■ Stored records
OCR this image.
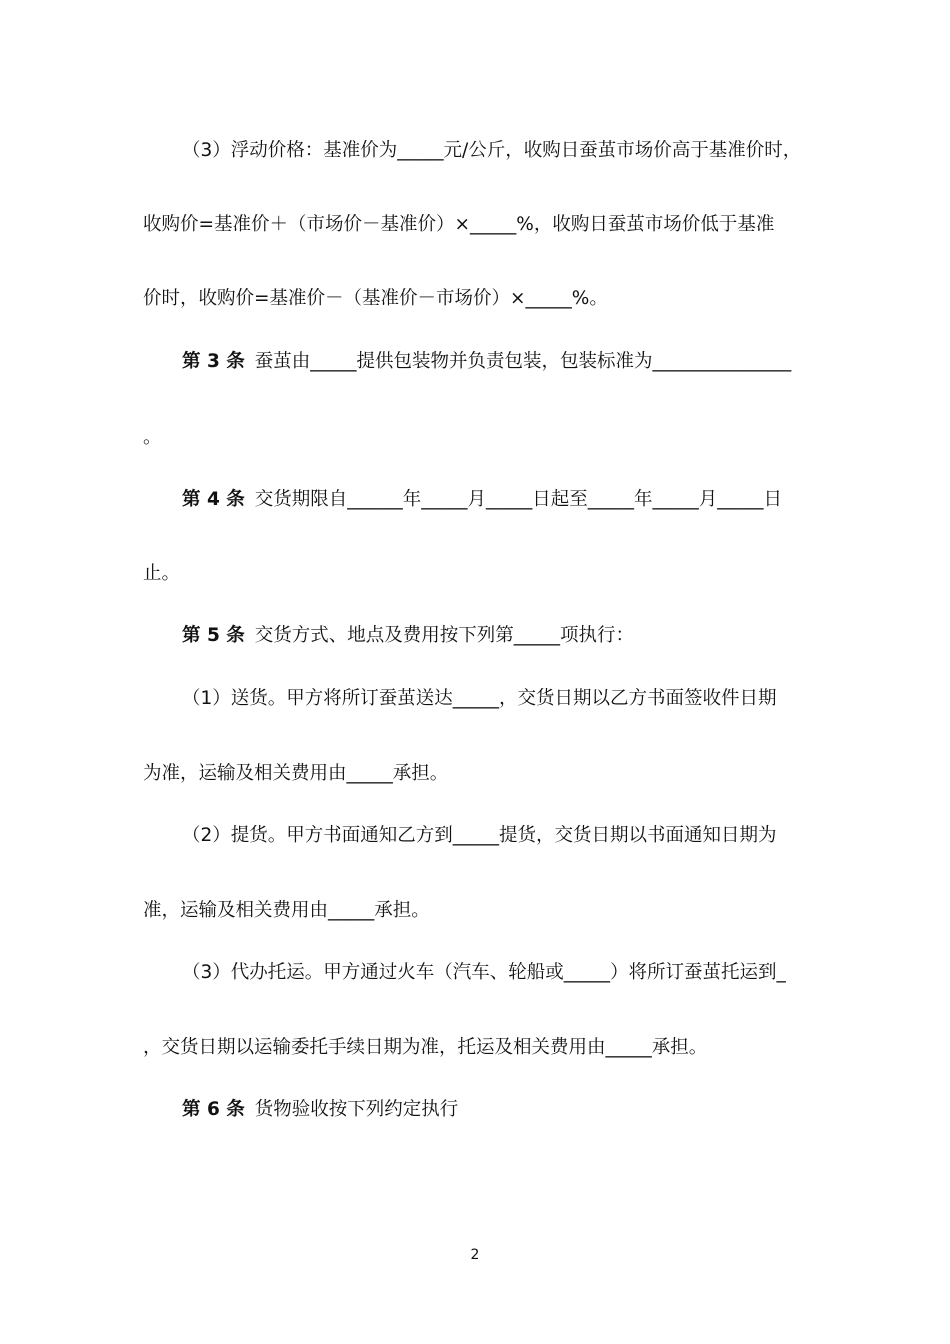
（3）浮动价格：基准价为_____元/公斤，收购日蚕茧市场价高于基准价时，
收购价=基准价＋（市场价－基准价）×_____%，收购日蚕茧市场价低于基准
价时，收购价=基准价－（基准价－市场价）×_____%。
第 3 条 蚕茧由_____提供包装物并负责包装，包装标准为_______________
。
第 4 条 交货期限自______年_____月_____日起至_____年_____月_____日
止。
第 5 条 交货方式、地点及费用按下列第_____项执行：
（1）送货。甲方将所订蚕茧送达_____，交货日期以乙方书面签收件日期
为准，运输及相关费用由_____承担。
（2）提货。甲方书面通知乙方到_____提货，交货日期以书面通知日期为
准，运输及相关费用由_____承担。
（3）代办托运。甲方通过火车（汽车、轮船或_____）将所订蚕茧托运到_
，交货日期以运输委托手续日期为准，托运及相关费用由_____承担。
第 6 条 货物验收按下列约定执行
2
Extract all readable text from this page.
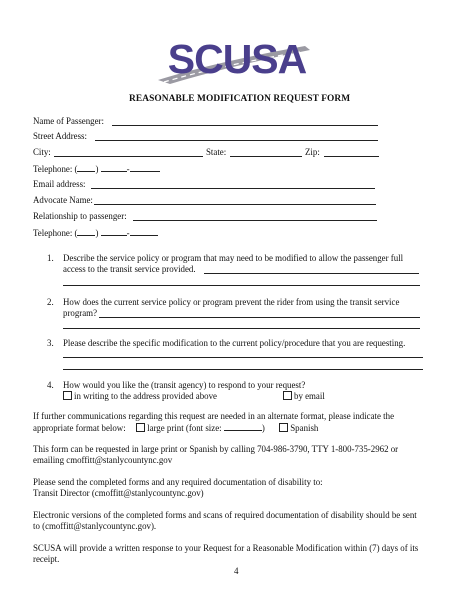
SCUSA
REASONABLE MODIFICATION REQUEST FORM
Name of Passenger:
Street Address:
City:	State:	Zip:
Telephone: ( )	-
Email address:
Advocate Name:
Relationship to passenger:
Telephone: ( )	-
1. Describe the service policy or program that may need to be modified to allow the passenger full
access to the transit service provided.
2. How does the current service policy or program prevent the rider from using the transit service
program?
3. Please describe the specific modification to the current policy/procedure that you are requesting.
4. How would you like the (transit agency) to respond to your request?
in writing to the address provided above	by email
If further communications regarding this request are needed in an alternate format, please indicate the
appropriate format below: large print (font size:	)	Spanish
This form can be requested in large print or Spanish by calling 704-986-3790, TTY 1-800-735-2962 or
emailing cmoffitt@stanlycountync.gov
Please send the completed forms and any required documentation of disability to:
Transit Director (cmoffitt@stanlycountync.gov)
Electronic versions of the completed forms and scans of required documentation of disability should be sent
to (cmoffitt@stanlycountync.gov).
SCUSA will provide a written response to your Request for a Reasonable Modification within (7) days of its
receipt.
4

■ Requirements
Retype all of the entries exactly as written, leaving out any images.

■ Output for this task
OCR this image.
（3）浮动价格：基准价为_____元/公斤，收购日蚕茧市场价高于基准价时，
收购价=基准价＋（市场价－基准价）×_____%，收购日蚕茧市场价低于基准
价时，收购价=基准价－（基准价－市场价）×_____%。
第 3 条 蚕茧由_____提供包装物并负责包装，包装标准为_______________
。
第 4 条 交货期限自______年_____月_____日起至_____年_____月_____日
止。
第 5 条 交货方式、地点及费用按下列第_____项执行：
（1）送货。甲方将所订蚕茧送达_____，交货日期以乙方书面签收件日期
为准，运输及相关费用由_____承担。
（2）提货。甲方书面通知乙方到_____提货，交货日期以书面通知日期为
准，运输及相关费用由_____承担。
（3）代办托运。甲方通过火车（汽车、轮船或_____）将所订蚕茧托运到_
，交货日期以运输委托手续日期为准，托运及相关费用由_____承担。
第 6 条 货物验收按下列约定执行
2
Extract all readable text from this page.
SCUSA
REASONABLE MODIFICATION REQUEST FORM
Name of Passenger:
Street Address:
City:	State:	Zip:
Telephone: ( )	-
Email address:
Advocate Name:
Relationship to passenger:
Telephone: ( )	-
1. Describe the service policy or program that may need to be modified to allow the passenger full
access to the transit service provided.
2. How does the current service policy or program prevent the rider from using the transit service
program?
3. Please describe the specific modification to the current policy/procedure that you are requesting.
4. How would you like the (transit agency) to respond to your request?
in writing to the address provided above	by email
If further communications regarding this request are needed in an alternate format, please indicate the
appropriate format below: large print (font size:	)	Spanish
This form can be requested in large print or Spanish by calling 704-986-3790, TTY 1-800-735-2962 or
emailing cmoffitt@stanlycountync.gov
Please send the completed forms and any required documentation of disability to:
Transit Director (cmoffitt@stanlycountync.gov)
Electronic versions of the completed forms and scans of required documentation of disability should be sent
to (cmoffitt@stanlycountync.gov).
SCUSA will provide a written response to your Request for a Reasonable Modification within (7) days of its
receipt.
4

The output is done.